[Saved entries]
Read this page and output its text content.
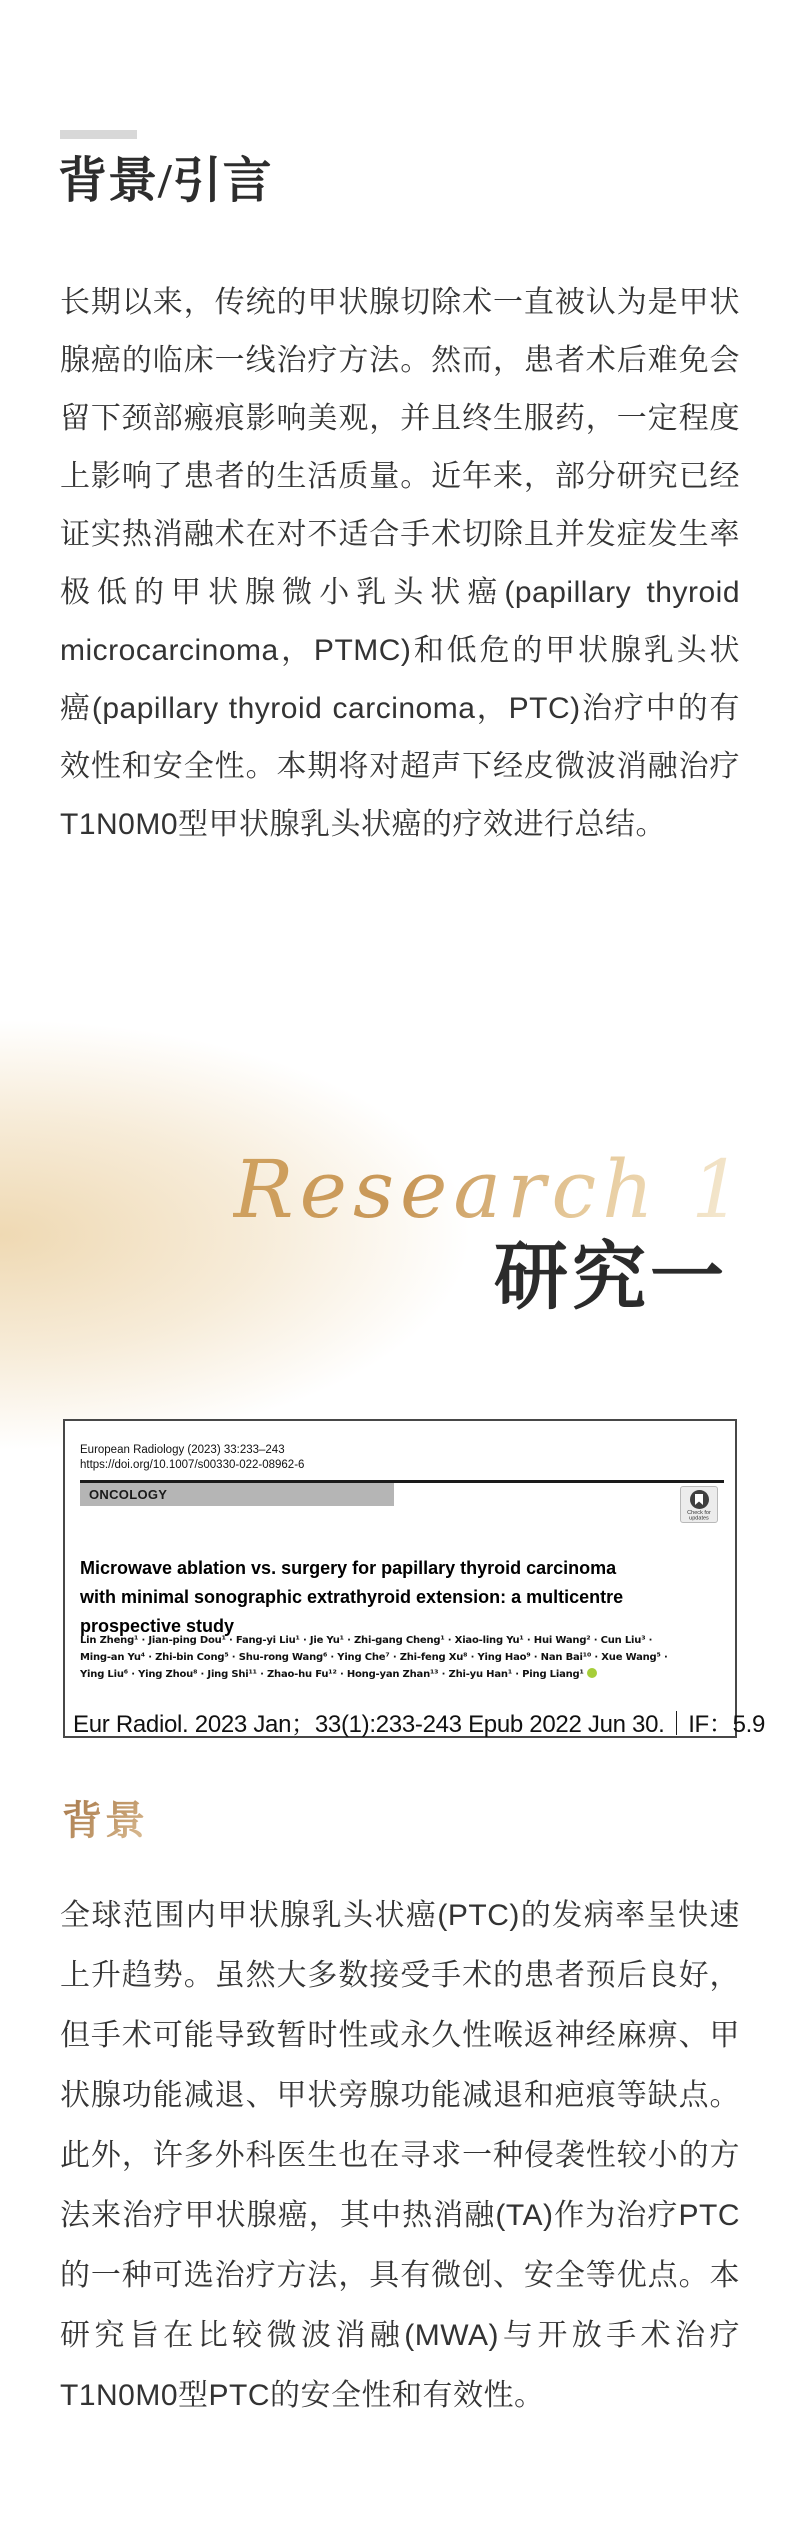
背景/引言

长期以来，传统的甲状腺切除术一直被认为是甲状腺癌的临床一线治疗方法。然而，患者术后难免会留下颈部瘢痕影响美观，并且终生服药，一定程度上影响了患者的生活质量。近年来，部分研究已经证实热消融术在对不适合手术切除且并发症发生率极低的甲状腺微小乳头状癌(papillary thyroid microcarcinoma，PTMC)和低危的甲状腺乳头状癌(papillary thyroid carcinoma，PTC)治疗中的有效性和安全性。本期将对超声下经皮微波消融治疗T1N0M0型甲状腺乳头状癌的疗效进行总结。

Research 1
研究一
European Radiology (2023) 33:233–243
https://doi.org/10.1007/s00330-022-08962-6
ONCOLOGY
Check for updates
Microwave ablation vs. surgery for papillary thyroid carcinoma
with minimal sonographic extrathyroid extension: a multicentre
prospective study
Lin Zheng¹ · Jian-ping Dou¹ · Fang-yi Liu¹ · Jie Yu¹ · Zhi-gang Cheng¹ · Xiao-ling Yu¹ · Hui Wang² · Cun Liu³ ·
Ming-an Yu⁴ · Zhi-bin Cong⁵ · Shu-rong Wang⁶ · Ying Che⁷ · Zhi-feng Xu⁸ · Ying Hao⁹ · Nan Bai¹⁰ · Xue Wang⁵ ·
Ying Liu⁶ · Ying Zhou⁸ · Jing Shi¹¹ · Zhao-hu Fu¹² · Hong-yan Zhan¹³ · Zhi-yu Han¹ · Ping Liang¹
Eur Radiol. 2023 Jan；33(1):233-243 Epub 2022 Jun 30.｜IF：5.9
背景

全球范围内甲状腺乳头状癌(PTC)的发病率呈快速上升趋势。虽然大多数接受手术的患者预后良好，但手术可能导致暂时性或永久性喉返神经麻痹、甲状腺功能减退、甲状旁腺功能减退和疤痕等缺点。此外，许多外科医生也在寻求一种侵袭性较小的方法来治疗甲状腺癌，其中热消融(TA)作为治疗PTC的一种可选治疗方法，具有微创、安全等优点。本研究旨在比较微波消融(MWA)与开放手术治疗T1N0M0型PTC的安全性和有效性。
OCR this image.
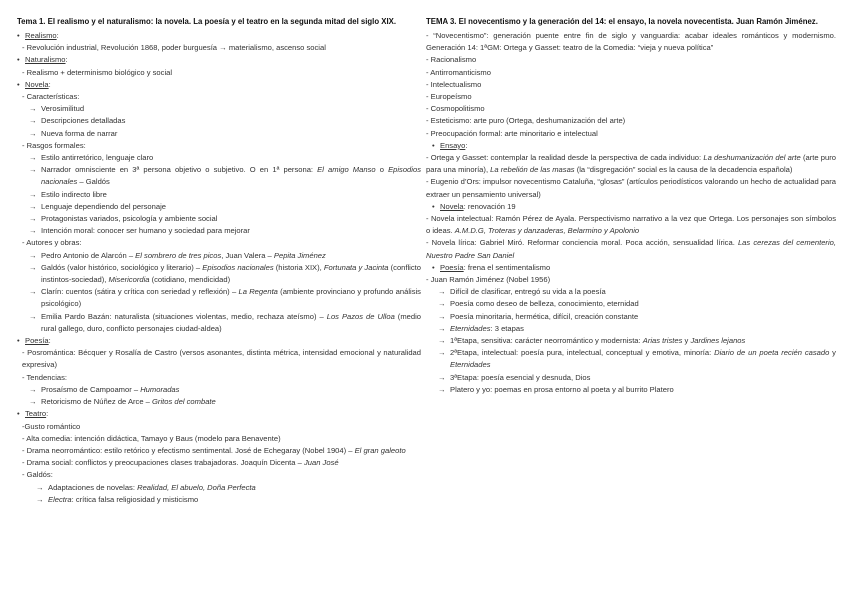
Tema 1. El realismo y el naturalismo: la novela. La poesía y el teatro en la segunda mitad del siglo XIX.
• Realismo:
- Revolución industrial, Revolución 1868, poder burguesía → materialismo, ascenso social
• Naturalismo:
- Realismo + determinismo biológico y social
• Novela:
- Características:
→ Verosimilitud
→ Descripciones detalladas
→ Nueva forma de narrar
- Rasgos formales:
→ Estilo antirretórico, lenguaje claro
→ Narrador omnisciente en 3ª persona objetivo o subjetivo. O en 1ª persona: El amigo Manso o Episodios nacionales – Galdós
→ Estilo indirecto libre
→ Lenguaje dependiendo del personaje
→ Protagonistas variados, psicología y ambiente social
→ Intención moral: conocer ser humano y sociedad para mejorar
- Autores y obras:
→ Pedro Antonio de Alarcón – El sombrero de tres picos, Juan Valera – Pepita Jiménez
→ Galdós (valor histórico, sociológico y literario) – Episodios nacionales (historia XIX), Fortunata y Jacinta (conflicto instintos-sociedad), Misericordia (cotidiano, mendicidad)
→ Clarín: cuentos (sátira y crítica con seriedad y reflexión) – La Regenta (ambiente provinciano y profundo análisis psicológico)
→ Emilia Pardo Bazán: naturalista (situaciones violentas, medio, rechaza ateísmo) – Los Pazos de Ulloa (medio rural gallego, duro, conflicto personajes ciudad-aldea)
• Poesía:
- Posromántica: Bécquer y Rosalía de Castro (versos asonantes, distinta métrica, intensidad emocional y naturalidad expresiva)
- Tendencias:
→ Prosaísmo de Campoamor – Humoradas
→ Retoricismo de Núñez de Arce – Gritos del combate
• Teatro:
-Gusto romántico
- Alta comedia: intención didáctica, Tamayo y Baus (modelo para Benavente)
- Drama neorromántico: estilo retórico y efectismo sentimental. José de Echegaray (Nobel 1904) – El gran galeoto
- Drama social: conflictos y preocupaciones clases trabajadoras. Joaquín Dicenta – Juan José
- Galdós:
→ Adaptaciones de novelas: Realidad, El abuelo, Doña Perfecta
→ Electra: crítica falsa religiosidad y misticismo
TEMA 3. El novecentismo y la generación del 14: el ensayo, la novela novecentista. Juan Ramón Jiménez.
- “Novecentismo”: generación puente entre fin de siglo y vanguardia: acabar ideales románticos y modernismo. Generación 14: 1ªGM: Ortega y Gasset: teatro de la Comedia: “vieja y nueva política”
- Racionalismo
- Antirromanticismo
- Intelectualismo
- Europeísmo
- Cosmopolitismo
- Esteticismo: arte puro (Ortega, deshumanización del arte)
- Preocupación formal: arte minoritario e intelectual
• Ensayo:
- Ortega y Gasset: contemplar la realidad desde la perspectiva de cada individuo: La deshumanización del arte (arte puro para una minoría), La rebelión de las masas (la “disgregación” social es la causa de la decadencia española)
- Eugenio d’Ors: impulsor novecentismo Cataluña, “glosas” (artículos periodísticos valorando un hecho de actualidad para extraer un pensamiento universal)
• Novela: renovación 19
- Novela intelectual: Ramón Pérez de Ayala. Perspectivismo narrativo a la vez que Ortega. Los personajes son símbolos o ideas. A.M.D.G, Troteras y danzaderas, Belarmino y Apolonio
- Novela lírica: Gabriel Miró. Reformar conciencia moral. Poca acción, sensualidad lírica. Las cerezas del cementerio, Nuestro Padre San Daniel
• Poesía: frena el sentimentalismo
- Juan Ramón Jiménez (Nobel 1956)
→ Difícil de clasificar, entregó su vida a la poesía
→ Poesía como deseo de belleza, conocimiento, eternidad
→ Poesía minoritaria, hermética, difícil, creación constante
→ Eternidades: 3 etapas
→ 1ªEtapa, sensitiva: carácter neorromántico y modernista: Arias tristes y Jardines lejanos
→ 2ªEtapa, intelectual: poesía pura, intelectual, conceptual y emotiva, minoría: Diario de un poeta recién casado y Eternidades
→ 3ªEtapa: poesía esencial y desnuda, Dios
→ Platero y yo: poemas en prosa entorno al poeta y al burrito Platero
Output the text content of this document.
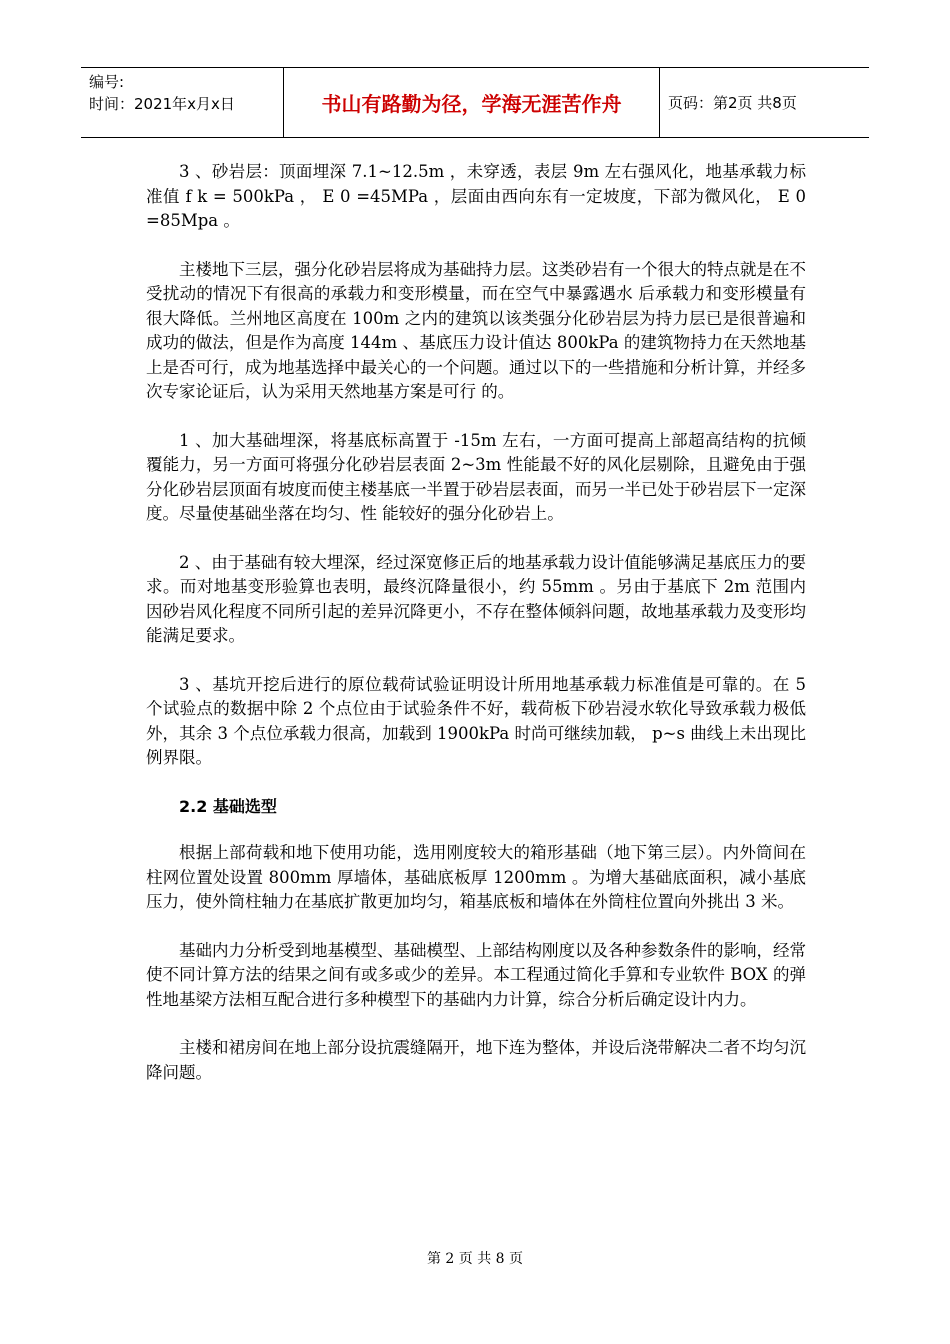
编号:
时间：2021年x月x日	书山有路勤为径，学海无涯苦作舟	页码：第2页 共8页

3 、砂岩层：顶面埋深 7.1~12.5m ，未穿透，表层 9m 左右强风化，地基承载力标准值 f k = 500kPa ， E 0 =45MPa ，层面由西向东有一定坡度，下部为微风化， E 0 =85Mpa 。

主楼地下三层，强分化砂岩层将成为基础持力层。这类砂岩有一个很大的特点就是在不受扰动的情况下有很高的承载力和变形模量，而在空气中暴露遇水 后承载力和变形模量有很大降低。兰州地区高度在 100m 之内的建筑以该类强分化砂岩层为持力层已是很普遍和成功的做法，但是作为高度 144m 、基底压力设计值达 800kPa 的建筑物持力在天然地基上是否可行，成为地基选择中最关心的一个问题。通过以下的一些措施和分析计算，并经多次专家论证后，认为采用天然地基方案是可行 的。

1 、加大基础埋深，将基底标高置于 -15m 左右，一方面可提高上部超高结构的抗倾覆能力，另一方面可将强分化砂岩层表面 2~3m 性能最不好的风化层剔除，且避免由于强分化砂岩层顶面有坡度而使主楼基底一半置于砂岩层表面，而另一半已处于砂岩层下一定深度。尽量使基础坐落在均匀、性 能较好的强分化砂岩上。

2 、由于基础有较大埋深，经过深宽修正后的地基承载力设计值能够满足基底压力的要求。而对地基变形验算也表明，最终沉降量很小，约 55mm 。另由于基底下 2m 范围内因砂岩风化程度不同所引起的差异沉降更小，不存在整体倾斜问题，故地基承载力及变形均能满足要求。

3 、基坑开挖后进行的原位载荷试验证明设计所用地基承载力标准值是可靠的。在 5 个试验点的数据中除 2 个点位由于试验条件不好，载荷板下砂岩浸水软化导致承载力极低外，其余 3 个点位承载力很高，加载到 1900kPa 时尚可继续加载， p~s 曲线上未出现比例界限。

2.2 基础选型

根据上部荷载和地下使用功能，选用刚度较大的箱形基础（地下第三层）。内外筒间在柱网位置处设置 800mm 厚墙体，基础底板厚 1200mm 。为增大基础底面积，减小基底压力，使外筒柱轴力在基底扩散更加均匀，箱基底板和墙体在外筒柱位置向外挑出 3 米。

基础内力分析受到地基模型、基础模型、上部结构刚度以及各种参数条件的影响，经常使不同计算方法的结果之间有或多或少的差异。本工程通过简化手算和专业软件 BOX 的弹性地基梁方法相互配合进行多种模型下的基础内力计算，综合分析后确定设计内力。

主楼和裙房间在地上部分设抗震缝隔开，地下连为整体，并设后浇带解决二者不均匀沉降问题。

第 2 页 共 8 页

[Exercise objective]
Select and copy every line of the material that holds the string "Ortega".

[In response]
- “Novecentismo”: generación puente entre fin de siglo y vanguardia: acabar ideales románticos y modernismo. Generación 14: 1ªGM: Ortega y Gasset: teatro de la Comedia: “vieja y nueva política”
- Esteticismo: arte puro (Ortega, deshumanización del arte)
- Ortega y Gasset: contemplar la realidad desde la perspectiva de cada individuo: La deshumanización del arte (arte puro para una minoría), La rebelión de las masas (la “disgregación” social es la causa de la decadencia española)
- Novela intelectual: Ramón Pérez de Ayala. Perspectivismo narrativo a la vez que Ortega. Los personajes son símbolos o ideas. A.M.D.G, Troteras y danzaderas, Belarmino y Apolonio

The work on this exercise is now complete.